Retype each record below word for word. Leave the pictures out.

Data lines:
- - -

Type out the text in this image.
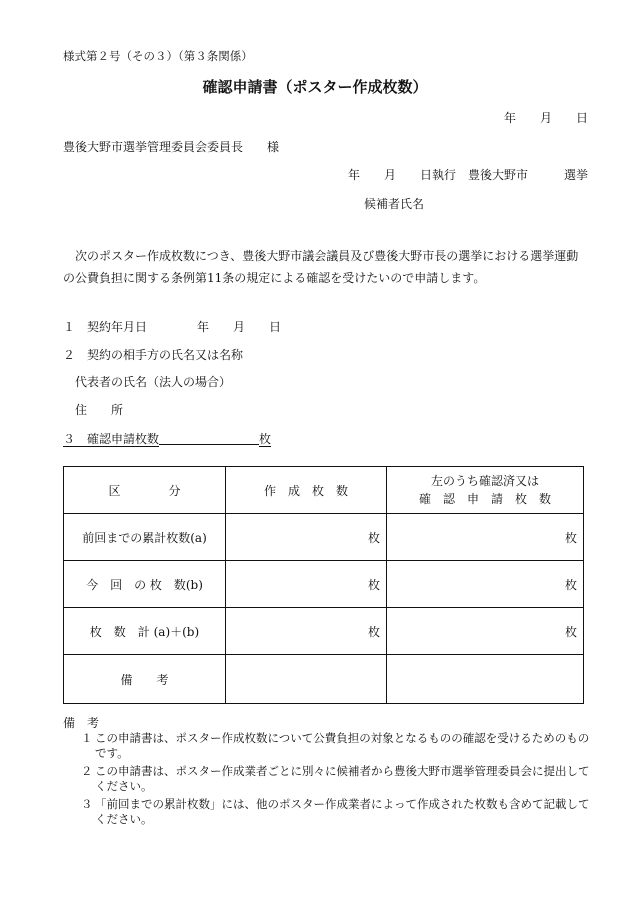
様式第２号（その３）（第３条関係）
確認申請書（ポスター作成枚数）
年　　月　　日
豊後大野市選挙管理委員会委員長　　様
年　　月　　日執行　豊後大野市　　　選挙
候補者氏名
次のポスター作成枚数につき、豊後大野市議会議員及び豊後大野市長の選挙における選挙運動の公費負担に関する条例第11条の規定による確認を受けたいので申請します。
１　契約年月日	年　　月　　日
２　契約の相手方の氏名又は名称
代表者の氏名（法人の場合）
住　　所
３　確認申請枚数	枚
区　　　　分	作　成　枚　数	左のうち確認済又は
確　認　申　請　枚　数

前回までの累計枚数(a)	枚	枚
今　回　の 枚　数(b)	枚	枚
枚　数　計 (a)＋(b)	枚	枚
備　　考		
備　考
１ この申請書は、ポスター作成枚数について公費負担の対象となるものの確認を受けるためのものです。
２ この申請書は、ポスター作成業者ごとに別々に候補者から豊後大野市選挙管理委員会に提出してください。
３ 「前回までの累計枚数」には、他のポスター作成業者によって作成された枚数も含めて記載してください。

- - -

Correct response:
Type out the text in this image.
様式第２号（その３）（第３条関係）
確認申請書（ポスター作成枚数）
年　　月　　日
豊後大野市選挙管理委員会委員長　　様
年　　月　　日執行　豊後大野市　　　選挙
候補者氏名
次のポスター作成枚数につき、豊後大野市議会議員及び豊後大野市長の選挙における選挙運動の公費負担に関する条例第11条の規定による確認を受けたいので申請します。
１　契約年月日	年　　月　　日
２　契約の相手方の氏名又は名称
代表者の氏名（法人の場合）
住　　所
３　確認申請枚数	枚
区　　　　分	作　成　枚　数	左のうち確認済又は
確　認　申　請　枚　数

前回までの累計枚数(a)	枚	枚
今　回　の 枚　数(b)	枚	枚
枚　数　計 (a)＋(b)	枚	枚
備　　考		
備　考
１ この申請書は、ポスター作成枚数について公費負担の対象となるものの確認を受けるためのものです。
２ この申請書は、ポスター作成業者ごとに別々に候補者から豊後大野市選挙管理委員会に提出してください。
３ 「前回までの累計枚数」には、他のポスター作成業者によって作成された枚数も含めて記載してください。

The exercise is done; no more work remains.